## WHAT YOU ARE ASKED TO DO:
Return a copy of each line that holds the string "Internet".

=-=-=-=-=

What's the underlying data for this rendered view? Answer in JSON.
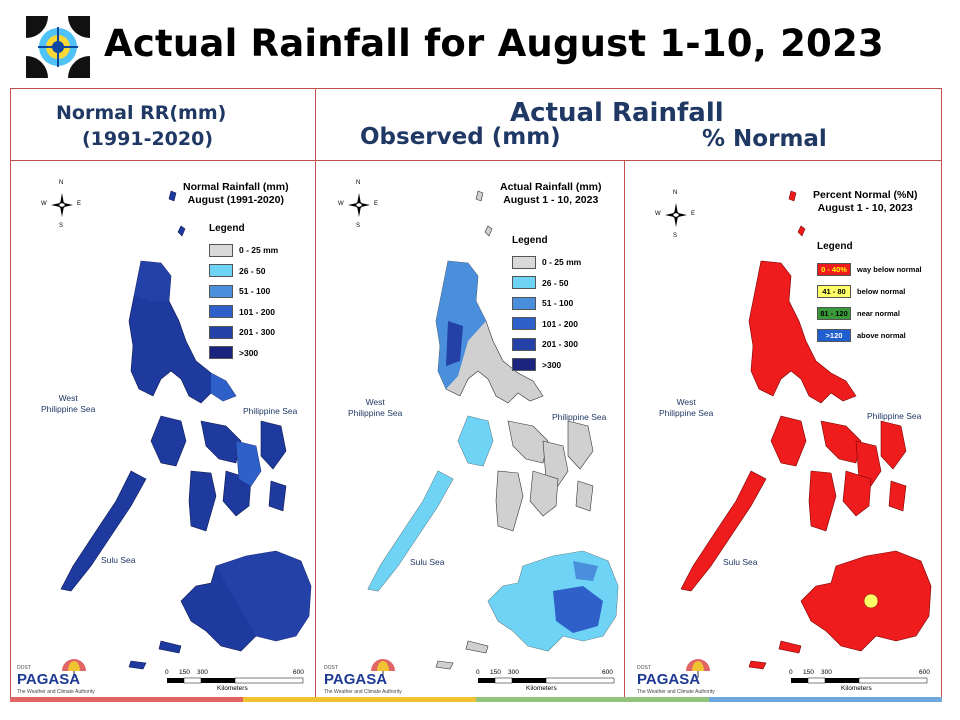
{
  "title": "Actual Rainfall for August 1-10, 2023",
  "header": {
    "left_line1": "Normal RR(mm)",
    "left_line2": "(1991-2020)",
    "right_top": "Actual Rainfall",
    "right_observed": "Observed (mm)",
    "right_normal": "% Normal"
  },
  "panels": [
    {
      "map_title_1": "Normal Rainfall (mm)",
      "map_title_2": "August (1991-2020)",
      "legend_title": "Legend",
      "legend": [
        {
          "label": "0 - 25 mm",
          "color": "#d9d9d9"
        },
        {
          "label": "26 - 50",
          "color": "#6fd3f5"
        },
        {
          "label": "51 - 100",
          "color": "#4a8fdc"
        },
        {
          "label": "101 - 200",
          "color": "#2f5fc8"
        },
        {
          "label": "201 - 300",
          "color": "#2441a8"
        },
        {
          "label": ">300",
          "color": "#1a237e"
        }
      ]
    },
    {
      "map_title_1": "Actual Rainfall (mm)",
      "map_title_2": "August 1 - 10, 2023",
      "legend_title": "Legend",
      "legend": [
        {
          "label": "0 - 25 mm",
          "color": "#d9d9d9"
        },
        {
          "label": "26 - 50",
          "color": "#6fd3f5"
        },
        {
          "label": "51 - 100",
          "color": "#4a8fdc"
        },
        {
          "label": "101 - 200",
          "color": "#2f5fc8"
        },
        {
          "label": "201 - 300",
          "color": "#2441a8"
        },
        {
          "label": ">300",
          "color": "#1a237e"
        }
      ]
    },
    {
      "map_title_1": "Percent Normal (%N)",
      "map_title_2": "August 1 - 10, 2023",
      "legend_title": "Legend",
      "legend": [
        {
          "swatch": "0 - 40%",
          "label": "way below normal",
          "color": "#ee1c1c",
          "text_color": "#ffff00"
        },
        {
          "swatch": "41 - 80",
          "label": "below normal",
          "color": "#ffff66",
          "text_color": "#000000"
        },
        {
          "swatch": "81 - 120",
          "label": "near normal",
          "color": "#3a9a3a",
          "text_color": "#000000"
        },
        {
          "swatch": ">120",
          "label": "above normal",
          "color": "#1f5fd0",
          "text_color": "#ffffff"
        }
      ]
    }
  ],
  "map_labels": {
    "west_ph_sea_1": "West",
    "west_ph_sea_2": "Philippine Sea",
    "ph_sea": "Philippine Sea",
    "sulu_sea": "Sulu Sea",
    "compass_n": "N",
    "compass_s": "S",
    "compass_e": "E",
    "compass_w": "W"
  },
  "scale": {
    "ticks": [
      "0",
      "150",
      "300",
      "600"
    ],
    "unit": "Kilometers"
  },
  "branding": {
    "dost": "DOST",
    "pagasa": "PAGASA",
    "tagline": "The Weather and Climate Authority"
  },
  "colors": {
    "frame": "#c0504d",
    "header_text": "#1f3864",
    "stripe": [
      "#e06666",
      "#f1c232",
      "#93c47d",
      "#6fa8dc"
    ]
  }
}
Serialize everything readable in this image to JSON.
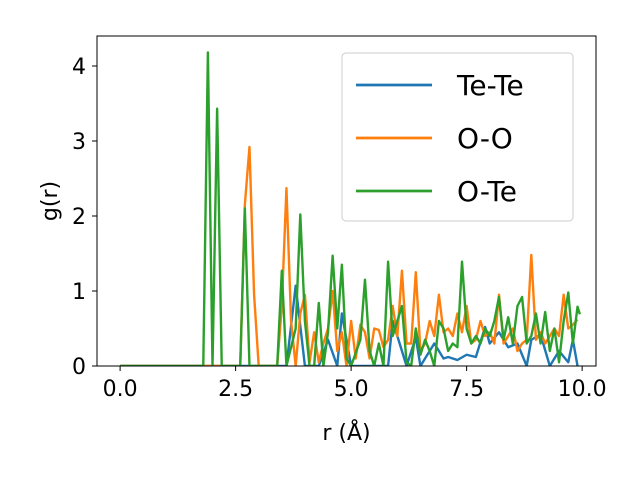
{
  "chart_data": {
    "type": "line",
    "title": "",
    "xlabel": "r (Å)",
    "ylabel": "g(r)",
    "xlim": [
      -0.5,
      10.3
    ],
    "ylim": [
      0,
      4.4
    ],
    "x_ticks": [
      0.0,
      2.5,
      5.0,
      7.5,
      10.0
    ],
    "x_tick_labels": [
      "0.0",
      "2.5",
      "5.0",
      "7.5",
      "10.0"
    ],
    "y_ticks": [
      0,
      1,
      2,
      3,
      4
    ],
    "y_tick_labels": [
      "0",
      "1",
      "2",
      "3",
      "4"
    ],
    "grid": false,
    "legend_position": "top-right",
    "series": [
      {
        "name": "Te-Te",
        "color": "#1f77b4",
        "points": [
          [
            0.0,
            0
          ],
          [
            3.6,
            0
          ],
          [
            3.8,
            1.07
          ],
          [
            4.0,
            0
          ],
          [
            4.1,
            0
          ],
          [
            4.3,
            0
          ],
          [
            4.5,
            0.35
          ],
          [
            4.7,
            0
          ],
          [
            4.8,
            0.7
          ],
          [
            5.0,
            0
          ],
          [
            5.8,
            0
          ],
          [
            5.9,
            0.6
          ],
          [
            6.0,
            0.4
          ],
          [
            6.2,
            0
          ],
          [
            6.4,
            0.38
          ],
          [
            6.5,
            0
          ],
          [
            6.8,
            0.3
          ],
          [
            7.0,
            0.1
          ],
          [
            7.1,
            0.12
          ],
          [
            7.3,
            0.08
          ],
          [
            7.5,
            0.15
          ],
          [
            7.7,
            0.12
          ],
          [
            7.9,
            0.52
          ],
          [
            8.0,
            0.3
          ],
          [
            8.2,
            0.45
          ],
          [
            8.4,
            0.25
          ],
          [
            8.6,
            0.3
          ],
          [
            8.8,
            0.0
          ],
          [
            8.9,
            0.35
          ],
          [
            9.1,
            0.42
          ],
          [
            9.3,
            0.0
          ],
          [
            9.5,
            0.2
          ],
          [
            9.7,
            0.05
          ],
          [
            9.8,
            0.35
          ],
          [
            9.9,
            0.0
          ]
        ]
      },
      {
        "name": "O-O",
        "color": "#ff7f0e",
        "points": [
          [
            0.0,
            0
          ],
          [
            2.6,
            0
          ],
          [
            2.7,
            2.15
          ],
          [
            2.8,
            2.92
          ],
          [
            2.9,
            0.95
          ],
          [
            3.0,
            0
          ],
          [
            3.4,
            0
          ],
          [
            3.5,
            0.8
          ],
          [
            3.6,
            2.37
          ],
          [
            3.7,
            0.6
          ],
          [
            3.8,
            0
          ],
          [
            3.9,
            0.7
          ],
          [
            4.0,
            0.95
          ],
          [
            4.1,
            0.05
          ],
          [
            4.2,
            0.45
          ],
          [
            4.3,
            0.05
          ],
          [
            4.4,
            0.3
          ],
          [
            4.5,
            0.5
          ],
          [
            4.6,
            1.0
          ],
          [
            4.7,
            0.2
          ],
          [
            4.8,
            0.45
          ],
          [
            4.9,
            0.0
          ],
          [
            5.0,
            0.6
          ],
          [
            5.1,
            0.1
          ],
          [
            5.2,
            0.55
          ],
          [
            5.3,
            0.45
          ],
          [
            5.4,
            0.1
          ],
          [
            5.5,
            0.5
          ],
          [
            5.6,
            0.48
          ],
          [
            5.7,
            0.25
          ],
          [
            5.8,
            0.35
          ],
          [
            5.9,
            0.8
          ],
          [
            6.0,
            0.4
          ],
          [
            6.1,
            1.27
          ],
          [
            6.2,
            0.3
          ],
          [
            6.3,
            0.3
          ],
          [
            6.4,
            1.25
          ],
          [
            6.5,
            0.2
          ],
          [
            6.6,
            0.3
          ],
          [
            6.7,
            0.6
          ],
          [
            6.8,
            0.4
          ],
          [
            6.9,
            0.95
          ],
          [
            7.0,
            0.45
          ],
          [
            7.1,
            0.5
          ],
          [
            7.2,
            0.4
          ],
          [
            7.3,
            0.7
          ],
          [
            7.4,
            0.45
          ],
          [
            7.5,
            0.8
          ],
          [
            7.6,
            0.3
          ],
          [
            7.7,
            0.35
          ],
          [
            7.8,
            0.6
          ],
          [
            7.9,
            0.4
          ],
          [
            8.0,
            0.45
          ],
          [
            8.1,
            0.3
          ],
          [
            8.2,
            0.95
          ],
          [
            8.3,
            0.3
          ],
          [
            8.4,
            0.4
          ],
          [
            8.5,
            0.5
          ],
          [
            8.6,
            0.2
          ],
          [
            8.7,
            0.3
          ],
          [
            8.8,
            0.35
          ],
          [
            8.9,
            1.48
          ],
          [
            9.0,
            0.35
          ],
          [
            9.1,
            0.45
          ],
          [
            9.2,
            0.3
          ],
          [
            9.3,
            0.4
          ],
          [
            9.4,
            0.5
          ],
          [
            9.5,
            0.4
          ],
          [
            9.6,
            0.95
          ],
          [
            9.7,
            0.5
          ],
          [
            9.8,
            0.55
          ],
          [
            9.9,
            0.62
          ]
        ]
      },
      {
        "name": "O-Te",
        "color": "#2ca02c",
        "points": [
          [
            0.0,
            0
          ],
          [
            1.8,
            0
          ],
          [
            1.9,
            4.18
          ],
          [
            2.0,
            0
          ],
          [
            2.1,
            3.43
          ],
          [
            2.2,
            0
          ],
          [
            2.6,
            0
          ],
          [
            2.7,
            2.1
          ],
          [
            2.8,
            0
          ],
          [
            3.4,
            0
          ],
          [
            3.5,
            1.27
          ],
          [
            3.6,
            0
          ],
          [
            3.8,
            0.5
          ],
          [
            3.9,
            2.02
          ],
          [
            4.0,
            0.6
          ],
          [
            4.1,
            0.0
          ],
          [
            4.2,
            0.0
          ],
          [
            4.3,
            0.84
          ],
          [
            4.4,
            0.0
          ],
          [
            4.5,
            0.45
          ],
          [
            4.6,
            1.47
          ],
          [
            4.7,
            0.5
          ],
          [
            4.8,
            1.35
          ],
          [
            4.9,
            0.1
          ],
          [
            5.0,
            0.0
          ],
          [
            5.2,
            0.35
          ],
          [
            5.3,
            1.15
          ],
          [
            5.4,
            0.2
          ],
          [
            5.5,
            0.0
          ],
          [
            5.6,
            0.3
          ],
          [
            5.7,
            0.0
          ],
          [
            5.8,
            1.39
          ],
          [
            5.9,
            0.4
          ],
          [
            6.0,
            0.6
          ],
          [
            6.1,
            0.8
          ],
          [
            6.2,
            0.05
          ],
          [
            6.3,
            0.0
          ],
          [
            6.4,
            0.5
          ],
          [
            6.5,
            0.15
          ],
          [
            6.6,
            0.35
          ],
          [
            6.7,
            0.2
          ],
          [
            6.8,
            0.0
          ],
          [
            6.9,
            0.6
          ],
          [
            7.0,
            0.5
          ],
          [
            7.1,
            0.2
          ],
          [
            7.2,
            0.3
          ],
          [
            7.3,
            0.25
          ],
          [
            7.4,
            1.39
          ],
          [
            7.5,
            0.5
          ],
          [
            7.6,
            0.3
          ],
          [
            7.7,
            0.4
          ],
          [
            7.8,
            0.3
          ],
          [
            7.9,
            0.5
          ],
          [
            8.0,
            0.4
          ],
          [
            8.1,
            0.6
          ],
          [
            8.2,
            0.92
          ],
          [
            8.3,
            0.35
          ],
          [
            8.4,
            0.65
          ],
          [
            8.5,
            0.3
          ],
          [
            8.6,
            0.8
          ],
          [
            8.7,
            0.92
          ],
          [
            8.8,
            0.3
          ],
          [
            8.9,
            0.4
          ],
          [
            9.0,
            0.7
          ],
          [
            9.1,
            0.3
          ],
          [
            9.2,
            0.72
          ],
          [
            9.3,
            0.2
          ],
          [
            9.4,
            0.5
          ],
          [
            9.5,
            0.05
          ],
          [
            9.6,
            0.6
          ],
          [
            9.7,
            0.98
          ],
          [
            9.8,
            0.3
          ],
          [
            9.9,
            0.79
          ],
          [
            9.95,
            0.69
          ]
        ]
      }
    ]
  }
}
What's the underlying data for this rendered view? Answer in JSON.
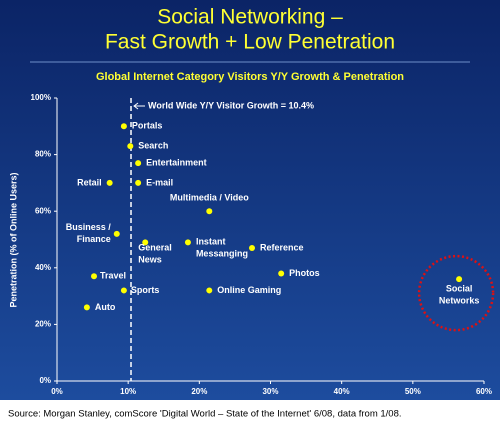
{
  "chart_data": {
    "type": "scatter",
    "title": [
      "Social Networking –",
      "Fast Growth + Low Penetration"
    ],
    "subtitle": "Global Internet Category Visitors Y/Y Growth & Penetration",
    "y_label": "Penetration (% of Online Users)",
    "x": [
      9.4,
      10.3,
      11.4,
      11.4,
      7.4,
      21.4,
      8.4,
      12.4,
      18.4,
      27.4,
      31.5,
      5.2,
      9.4,
      21.4,
      4.2,
      56.5
    ],
    "values": [
      90,
      83,
      77,
      70,
      70,
      60,
      52,
      49,
      49,
      47,
      38,
      37,
      32,
      32,
      26,
      36
    ],
    "point_labels": [
      [
        "Portals"
      ],
      [
        "Search"
      ],
      [
        "Entertainment"
      ],
      [
        "E-mail"
      ],
      [
        "Retail"
      ],
      [
        "Multimedia / Video"
      ],
      [
        "Business /",
        "Finance"
      ],
      [
        "General",
        "News"
      ],
      [
        "Instant",
        "Messanging"
      ],
      [
        "Reference"
      ],
      [
        "Photos"
      ],
      [
        "Travel"
      ],
      [
        "Sports"
      ],
      [
        "Online Gaming"
      ],
      [
        "Auto"
      ],
      [
        "Social",
        "Networks"
      ]
    ],
    "color": "#ffff00",
    "xlim": [
      0,
      60
    ],
    "ylim": [
      0,
      100
    ],
    "xticks": [
      {
        "value": 0,
        "label": "0%"
      },
      {
        "value": 10,
        "label": "10%"
      },
      {
        "value": 20,
        "label": "20%"
      },
      {
        "value": 30,
        "label": "30%"
      },
      {
        "value": 40,
        "label": "40%"
      },
      {
        "value": 50,
        "label": "50%"
      },
      {
        "value": 60,
        "label": "60%"
      }
    ],
    "yticks": [
      {
        "value": 0,
        "label": "0%"
      },
      {
        "value": 20,
        "label": "20%"
      },
      {
        "value": 40,
        "label": "40%"
      },
      {
        "value": 60,
        "label": "60%"
      },
      {
        "value": 80,
        "label": "80%"
      },
      {
        "value": 100,
        "label": "100%"
      }
    ],
    "reference_line": {
      "value": 10.4,
      "label": "World Wide Y/Y Visitor Growth = 10.4%"
    },
    "source": "Source: Morgan Stanley, comScore 'Digital World – State of the Internet' 6/08, data from 1/08."
  }
}
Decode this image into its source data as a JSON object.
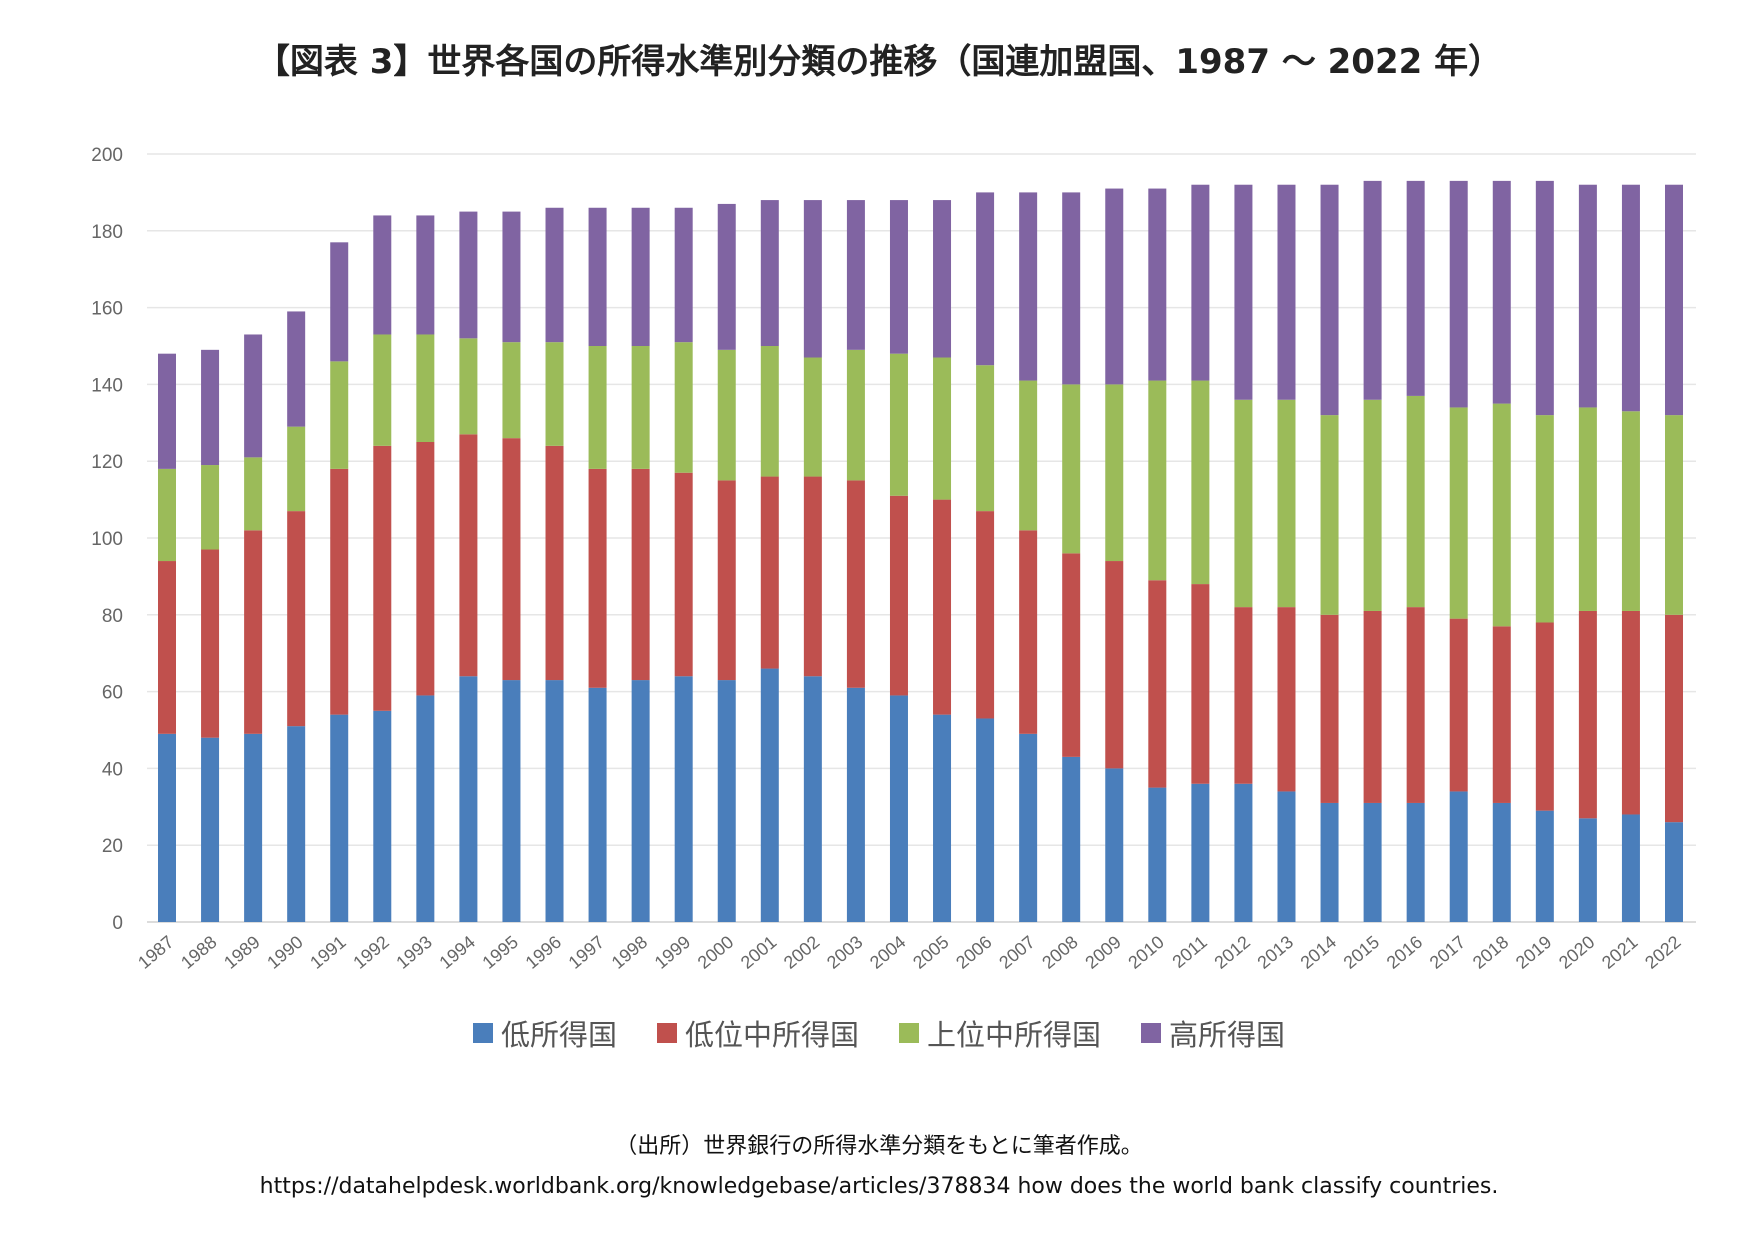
{
  "chart_data": {
    "type": "bar",
    "stacked": true,
    "title": "【図表 3】世界各国の所得水準別分類の推移（国連加盟国、1987 ～ 2022 年）",
    "xlabel": "",
    "ylabel": "",
    "ylim": [
      0,
      200
    ],
    "yticks": [
      0,
      20,
      40,
      60,
      80,
      100,
      120,
      140,
      160,
      180,
      200
    ],
    "grid": true,
    "legend_position": "bottom",
    "categories": [
      "1987",
      "1988",
      "1989",
      "1990",
      "1991",
      "1992",
      "1993",
      "1994",
      "1995",
      "1996",
      "1997",
      "1998",
      "1999",
      "2000",
      "2001",
      "2002",
      "2003",
      "2004",
      "2005",
      "2006",
      "2007",
      "2008",
      "2009",
      "2010",
      "2011",
      "2012",
      "2013",
      "2014",
      "2015",
      "2016",
      "2017",
      "2018",
      "2019",
      "2020",
      "2021",
      "2022"
    ],
    "series": [
      {
        "name": "低所得国",
        "color": "#4a7ebb",
        "values": [
          49,
          48,
          49,
          51,
          54,
          55,
          59,
          64,
          63,
          63,
          61,
          63,
          64,
          63,
          66,
          64,
          61,
          59,
          54,
          53,
          49,
          43,
          40,
          35,
          36,
          36,
          34,
          31,
          31,
          31,
          34,
          31,
          29,
          27,
          28,
          26
        ]
      },
      {
        "name": "低位中所得国",
        "color": "#c0504d",
        "values": [
          45,
          49,
          53,
          56,
          64,
          69,
          66,
          63,
          63,
          61,
          57,
          55,
          53,
          52,
          50,
          52,
          54,
          52,
          56,
          54,
          53,
          53,
          54,
          54,
          52,
          46,
          48,
          49,
          50,
          51,
          45,
          46,
          49,
          54,
          53,
          54
        ]
      },
      {
        "name": "上位中所得国",
        "color": "#9bbb59",
        "values": [
          24,
          22,
          19,
          22,
          28,
          29,
          28,
          25,
          25,
          27,
          32,
          32,
          34,
          34,
          34,
          31,
          34,
          37,
          37,
          38,
          39,
          44,
          46,
          52,
          53,
          54,
          54,
          52,
          55,
          55,
          55,
          58,
          54,
          53,
          52,
          52
        ]
      },
      {
        "name": "高所得国",
        "color": "#8064a2",
        "values": [
          30,
          30,
          32,
          30,
          31,
          31,
          31,
          33,
          34,
          35,
          36,
          36,
          35,
          38,
          38,
          41,
          39,
          40,
          41,
          45,
          49,
          50,
          51,
          50,
          51,
          56,
          56,
          60,
          57,
          56,
          59,
          58,
          61,
          58,
          59,
          60
        ]
      }
    ]
  },
  "source": {
    "line1": "（出所）世界銀行の所得水準分類をもとに筆者作成。",
    "line2": "https://datahelpdesk.worldbank.org/knowledgebase/articles/378834 how does the world bank classify countries."
  }
}
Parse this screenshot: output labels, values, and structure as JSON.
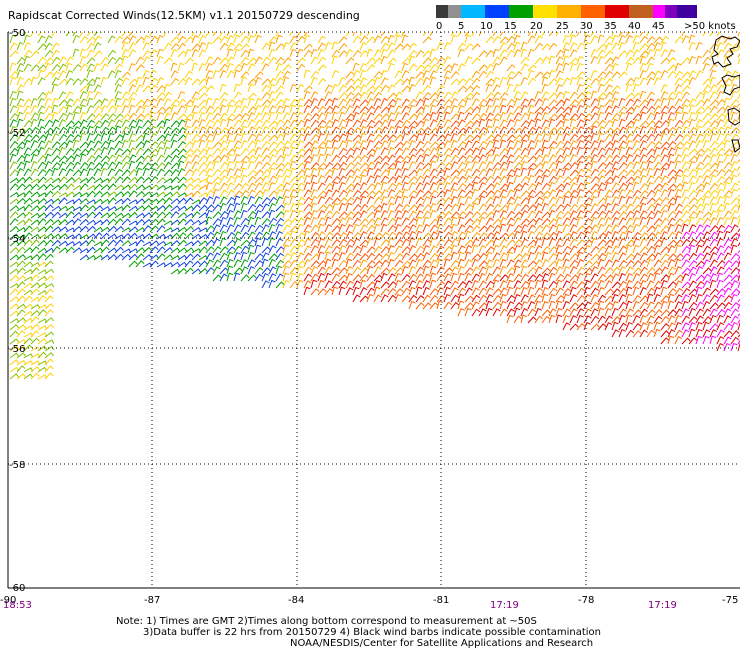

=-=-=-=-=

## OUTPUT OF THE EXERCISE:
    "subtitle": "Global Internet Category Visitors Y/Y Growth & Penetration",
    "source": "Source: Morgan Stanley, comScore 'Digital World – State of the Internet' 6/08, data from 1/08."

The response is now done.